# Instructions to follow:
From the beginning of the records through the line with "reload-icon[interactable] (1560, 104, 1592, 136)", arrange each line as a row in a Markdown table with the columns Row and Line. Number the rows and leave out blank lines.

# Supplied entries:
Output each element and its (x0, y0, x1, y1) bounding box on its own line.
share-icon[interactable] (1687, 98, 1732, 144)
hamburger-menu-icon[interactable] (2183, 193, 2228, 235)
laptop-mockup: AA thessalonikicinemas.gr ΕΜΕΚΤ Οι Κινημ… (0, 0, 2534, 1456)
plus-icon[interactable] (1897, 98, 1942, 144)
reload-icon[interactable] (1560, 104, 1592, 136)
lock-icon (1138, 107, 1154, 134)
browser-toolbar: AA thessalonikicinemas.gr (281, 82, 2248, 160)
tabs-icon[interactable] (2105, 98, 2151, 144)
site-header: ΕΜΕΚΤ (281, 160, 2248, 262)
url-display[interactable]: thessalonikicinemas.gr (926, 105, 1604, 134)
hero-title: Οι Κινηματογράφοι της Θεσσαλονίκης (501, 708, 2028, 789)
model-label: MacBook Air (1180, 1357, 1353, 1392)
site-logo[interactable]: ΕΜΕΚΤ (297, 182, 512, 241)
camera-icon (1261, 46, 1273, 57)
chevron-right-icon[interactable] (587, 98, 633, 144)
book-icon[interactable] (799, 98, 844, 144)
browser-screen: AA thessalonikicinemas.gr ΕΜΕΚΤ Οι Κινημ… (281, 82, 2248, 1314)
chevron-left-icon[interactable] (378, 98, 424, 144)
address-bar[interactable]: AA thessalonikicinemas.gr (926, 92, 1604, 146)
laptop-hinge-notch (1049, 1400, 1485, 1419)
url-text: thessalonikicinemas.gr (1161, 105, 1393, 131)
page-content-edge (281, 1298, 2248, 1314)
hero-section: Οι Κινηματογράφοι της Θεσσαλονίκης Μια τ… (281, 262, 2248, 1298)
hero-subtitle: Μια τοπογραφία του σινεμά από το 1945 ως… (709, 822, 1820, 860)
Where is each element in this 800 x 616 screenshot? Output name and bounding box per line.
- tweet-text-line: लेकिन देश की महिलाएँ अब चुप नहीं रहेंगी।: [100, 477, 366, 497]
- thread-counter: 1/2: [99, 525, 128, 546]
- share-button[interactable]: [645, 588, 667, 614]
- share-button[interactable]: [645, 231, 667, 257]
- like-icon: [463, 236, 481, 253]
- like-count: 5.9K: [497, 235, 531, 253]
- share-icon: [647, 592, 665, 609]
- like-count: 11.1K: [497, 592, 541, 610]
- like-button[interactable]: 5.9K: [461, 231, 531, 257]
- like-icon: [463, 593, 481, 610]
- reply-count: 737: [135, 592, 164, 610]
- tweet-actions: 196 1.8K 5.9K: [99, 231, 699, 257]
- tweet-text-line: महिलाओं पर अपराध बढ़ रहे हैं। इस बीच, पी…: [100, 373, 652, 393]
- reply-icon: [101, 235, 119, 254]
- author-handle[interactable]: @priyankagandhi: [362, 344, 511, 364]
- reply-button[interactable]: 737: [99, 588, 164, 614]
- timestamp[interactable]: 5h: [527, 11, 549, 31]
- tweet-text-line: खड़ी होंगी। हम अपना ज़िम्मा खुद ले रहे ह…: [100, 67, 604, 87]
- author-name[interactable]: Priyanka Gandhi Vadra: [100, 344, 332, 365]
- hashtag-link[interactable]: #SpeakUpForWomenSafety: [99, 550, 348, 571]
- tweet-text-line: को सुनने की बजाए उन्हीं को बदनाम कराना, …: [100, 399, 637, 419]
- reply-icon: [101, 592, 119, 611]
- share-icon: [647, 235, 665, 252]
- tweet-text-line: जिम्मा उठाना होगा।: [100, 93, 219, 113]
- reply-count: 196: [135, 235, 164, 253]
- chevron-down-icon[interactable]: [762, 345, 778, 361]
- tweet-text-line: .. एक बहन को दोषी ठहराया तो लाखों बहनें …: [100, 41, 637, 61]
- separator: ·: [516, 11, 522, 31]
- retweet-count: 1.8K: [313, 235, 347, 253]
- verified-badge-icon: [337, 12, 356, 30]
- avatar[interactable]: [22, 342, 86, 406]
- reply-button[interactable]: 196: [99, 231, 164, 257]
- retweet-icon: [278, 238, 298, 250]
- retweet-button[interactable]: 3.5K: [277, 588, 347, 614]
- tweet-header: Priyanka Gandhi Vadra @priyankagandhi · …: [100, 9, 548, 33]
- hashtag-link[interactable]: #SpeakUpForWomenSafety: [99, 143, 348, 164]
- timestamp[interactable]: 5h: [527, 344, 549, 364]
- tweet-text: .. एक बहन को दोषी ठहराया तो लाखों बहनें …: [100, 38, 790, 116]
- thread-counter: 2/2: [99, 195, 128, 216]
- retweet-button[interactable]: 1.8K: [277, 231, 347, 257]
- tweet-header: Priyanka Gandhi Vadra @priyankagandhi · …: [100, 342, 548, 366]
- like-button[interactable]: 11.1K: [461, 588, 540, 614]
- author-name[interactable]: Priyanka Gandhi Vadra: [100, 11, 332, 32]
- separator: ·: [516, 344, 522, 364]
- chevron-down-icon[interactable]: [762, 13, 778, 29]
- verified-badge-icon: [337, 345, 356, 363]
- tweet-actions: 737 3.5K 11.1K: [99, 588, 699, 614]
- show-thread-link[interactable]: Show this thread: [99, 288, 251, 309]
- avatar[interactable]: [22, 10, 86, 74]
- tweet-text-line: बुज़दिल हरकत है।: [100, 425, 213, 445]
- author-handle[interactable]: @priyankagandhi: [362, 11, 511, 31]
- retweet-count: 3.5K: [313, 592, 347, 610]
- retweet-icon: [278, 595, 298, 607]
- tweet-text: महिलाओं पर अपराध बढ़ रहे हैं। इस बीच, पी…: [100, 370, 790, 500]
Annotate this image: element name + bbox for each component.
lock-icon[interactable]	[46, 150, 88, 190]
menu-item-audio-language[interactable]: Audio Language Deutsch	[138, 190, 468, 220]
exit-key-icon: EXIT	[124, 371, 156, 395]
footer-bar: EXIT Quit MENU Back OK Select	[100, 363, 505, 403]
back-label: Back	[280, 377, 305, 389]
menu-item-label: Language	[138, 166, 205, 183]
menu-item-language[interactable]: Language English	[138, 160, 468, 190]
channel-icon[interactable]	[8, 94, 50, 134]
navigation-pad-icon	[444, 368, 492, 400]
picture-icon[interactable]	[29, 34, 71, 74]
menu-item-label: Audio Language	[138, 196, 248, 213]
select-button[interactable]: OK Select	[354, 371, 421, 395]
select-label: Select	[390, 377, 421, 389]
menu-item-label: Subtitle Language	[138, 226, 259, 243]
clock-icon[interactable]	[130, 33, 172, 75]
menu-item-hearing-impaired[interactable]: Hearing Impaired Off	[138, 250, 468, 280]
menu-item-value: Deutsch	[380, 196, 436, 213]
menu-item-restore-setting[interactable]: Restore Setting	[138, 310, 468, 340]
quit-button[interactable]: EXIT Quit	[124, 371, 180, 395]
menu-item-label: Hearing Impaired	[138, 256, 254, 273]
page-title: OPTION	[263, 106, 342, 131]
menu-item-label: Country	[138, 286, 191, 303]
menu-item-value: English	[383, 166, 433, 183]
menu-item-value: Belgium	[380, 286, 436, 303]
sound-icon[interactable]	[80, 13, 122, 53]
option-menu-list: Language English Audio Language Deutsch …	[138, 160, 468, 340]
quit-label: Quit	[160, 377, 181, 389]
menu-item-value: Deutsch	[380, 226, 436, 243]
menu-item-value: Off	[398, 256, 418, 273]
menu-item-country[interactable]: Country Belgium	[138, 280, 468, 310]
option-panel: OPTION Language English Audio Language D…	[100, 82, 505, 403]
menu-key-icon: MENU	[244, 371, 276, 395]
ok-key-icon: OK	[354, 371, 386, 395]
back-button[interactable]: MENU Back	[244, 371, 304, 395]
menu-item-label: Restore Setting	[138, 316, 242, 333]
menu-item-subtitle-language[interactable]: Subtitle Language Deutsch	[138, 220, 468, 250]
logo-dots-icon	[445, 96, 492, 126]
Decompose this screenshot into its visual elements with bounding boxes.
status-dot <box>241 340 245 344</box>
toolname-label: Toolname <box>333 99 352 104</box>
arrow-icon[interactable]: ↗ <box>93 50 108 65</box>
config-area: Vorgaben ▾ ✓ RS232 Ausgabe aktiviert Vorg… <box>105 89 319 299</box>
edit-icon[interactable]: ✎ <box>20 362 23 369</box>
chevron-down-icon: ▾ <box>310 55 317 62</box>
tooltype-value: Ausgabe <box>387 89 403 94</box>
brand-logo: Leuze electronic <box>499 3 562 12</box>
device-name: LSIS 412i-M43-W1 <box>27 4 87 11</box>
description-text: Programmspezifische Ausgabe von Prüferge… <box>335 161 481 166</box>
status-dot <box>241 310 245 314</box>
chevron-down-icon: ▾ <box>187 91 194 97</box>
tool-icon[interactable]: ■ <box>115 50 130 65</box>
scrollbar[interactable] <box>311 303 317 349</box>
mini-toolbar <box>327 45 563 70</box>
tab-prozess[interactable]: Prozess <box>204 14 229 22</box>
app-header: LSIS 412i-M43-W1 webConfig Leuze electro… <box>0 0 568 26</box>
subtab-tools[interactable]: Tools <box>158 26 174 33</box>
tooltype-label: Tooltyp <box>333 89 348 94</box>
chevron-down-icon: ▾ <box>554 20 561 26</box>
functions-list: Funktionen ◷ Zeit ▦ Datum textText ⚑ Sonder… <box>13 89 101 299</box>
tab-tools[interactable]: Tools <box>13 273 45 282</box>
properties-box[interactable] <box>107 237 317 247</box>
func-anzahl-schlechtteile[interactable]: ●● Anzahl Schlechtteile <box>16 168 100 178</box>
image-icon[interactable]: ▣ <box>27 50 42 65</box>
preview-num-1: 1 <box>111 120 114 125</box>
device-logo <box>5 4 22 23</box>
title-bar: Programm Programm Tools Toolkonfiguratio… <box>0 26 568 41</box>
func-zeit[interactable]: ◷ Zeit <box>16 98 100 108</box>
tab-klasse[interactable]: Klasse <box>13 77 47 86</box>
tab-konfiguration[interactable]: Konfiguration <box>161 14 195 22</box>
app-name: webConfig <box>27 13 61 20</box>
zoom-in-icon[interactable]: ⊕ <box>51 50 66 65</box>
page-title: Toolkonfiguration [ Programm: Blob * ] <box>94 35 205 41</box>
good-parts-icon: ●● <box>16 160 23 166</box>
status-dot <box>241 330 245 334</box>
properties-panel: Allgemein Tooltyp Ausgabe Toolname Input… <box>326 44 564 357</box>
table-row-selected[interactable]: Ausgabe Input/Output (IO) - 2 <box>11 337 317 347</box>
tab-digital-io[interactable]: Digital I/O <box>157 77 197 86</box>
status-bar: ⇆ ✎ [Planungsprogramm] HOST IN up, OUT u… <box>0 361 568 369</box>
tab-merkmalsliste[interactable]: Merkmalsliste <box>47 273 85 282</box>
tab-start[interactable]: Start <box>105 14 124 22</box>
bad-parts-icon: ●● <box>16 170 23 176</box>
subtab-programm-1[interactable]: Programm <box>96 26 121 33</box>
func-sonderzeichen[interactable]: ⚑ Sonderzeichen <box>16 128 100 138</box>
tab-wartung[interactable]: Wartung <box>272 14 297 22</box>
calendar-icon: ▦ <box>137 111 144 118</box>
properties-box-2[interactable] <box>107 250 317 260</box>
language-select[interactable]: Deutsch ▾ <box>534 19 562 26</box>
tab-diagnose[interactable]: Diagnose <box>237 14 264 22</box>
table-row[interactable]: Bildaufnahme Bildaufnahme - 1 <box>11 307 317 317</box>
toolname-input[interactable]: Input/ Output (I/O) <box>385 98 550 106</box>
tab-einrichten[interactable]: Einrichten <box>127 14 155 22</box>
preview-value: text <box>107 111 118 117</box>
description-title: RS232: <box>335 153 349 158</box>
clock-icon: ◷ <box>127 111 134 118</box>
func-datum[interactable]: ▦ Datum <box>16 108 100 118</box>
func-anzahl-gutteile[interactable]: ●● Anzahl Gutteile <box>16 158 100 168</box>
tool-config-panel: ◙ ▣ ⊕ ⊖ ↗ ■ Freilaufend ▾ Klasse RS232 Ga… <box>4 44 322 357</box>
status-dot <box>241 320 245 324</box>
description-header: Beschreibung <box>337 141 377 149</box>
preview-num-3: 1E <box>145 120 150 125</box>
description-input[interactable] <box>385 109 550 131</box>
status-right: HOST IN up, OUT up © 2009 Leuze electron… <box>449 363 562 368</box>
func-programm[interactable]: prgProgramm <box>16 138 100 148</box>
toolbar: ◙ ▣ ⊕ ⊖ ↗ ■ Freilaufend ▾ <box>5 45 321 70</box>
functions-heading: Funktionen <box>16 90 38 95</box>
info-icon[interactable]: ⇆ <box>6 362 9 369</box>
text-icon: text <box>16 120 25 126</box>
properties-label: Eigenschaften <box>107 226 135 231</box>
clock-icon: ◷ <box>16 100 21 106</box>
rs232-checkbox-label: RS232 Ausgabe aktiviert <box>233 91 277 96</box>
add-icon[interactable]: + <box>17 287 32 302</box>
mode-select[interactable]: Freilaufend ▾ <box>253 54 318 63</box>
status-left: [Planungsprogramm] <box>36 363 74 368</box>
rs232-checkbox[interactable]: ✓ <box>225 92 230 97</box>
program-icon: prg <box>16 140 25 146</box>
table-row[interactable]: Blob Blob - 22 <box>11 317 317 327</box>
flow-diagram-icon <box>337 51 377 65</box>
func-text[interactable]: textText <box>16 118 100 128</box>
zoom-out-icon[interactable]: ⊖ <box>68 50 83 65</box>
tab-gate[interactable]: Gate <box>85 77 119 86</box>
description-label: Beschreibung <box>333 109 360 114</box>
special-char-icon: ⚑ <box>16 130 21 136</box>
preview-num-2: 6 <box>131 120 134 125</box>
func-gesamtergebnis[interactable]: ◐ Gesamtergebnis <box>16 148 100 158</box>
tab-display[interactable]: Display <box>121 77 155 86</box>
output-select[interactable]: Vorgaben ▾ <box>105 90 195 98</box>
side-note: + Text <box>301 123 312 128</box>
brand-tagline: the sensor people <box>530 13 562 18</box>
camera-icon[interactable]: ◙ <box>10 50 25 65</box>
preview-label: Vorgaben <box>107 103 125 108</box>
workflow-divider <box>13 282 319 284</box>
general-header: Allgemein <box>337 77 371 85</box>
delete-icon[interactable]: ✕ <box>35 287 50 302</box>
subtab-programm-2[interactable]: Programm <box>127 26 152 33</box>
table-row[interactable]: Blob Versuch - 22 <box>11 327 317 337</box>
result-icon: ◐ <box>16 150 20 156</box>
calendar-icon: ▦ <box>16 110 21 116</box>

# Answer to this problem:
| Row | Line |
|---|---|
| 1 | Output each element and its (x0, y0, x1, y1) bounding box on its own line. |
| 2 | share-icon[interactable] (1687, 98, 1732, 144) |
| 3 | hamburger-menu-icon[interactable] (2183, 193, 2228, 235) |
| 4 | laptop-mockup: AA thessalonikicinemas.gr ΕΜΕΚΤ Οι Κινημ… (0, 0, 2534, 1456) |
| 5 | plus-icon[interactable] (1897, 98, 1942, 144) |
| 6 | reload-icon[interactable] (1560, 104, 1592, 136) |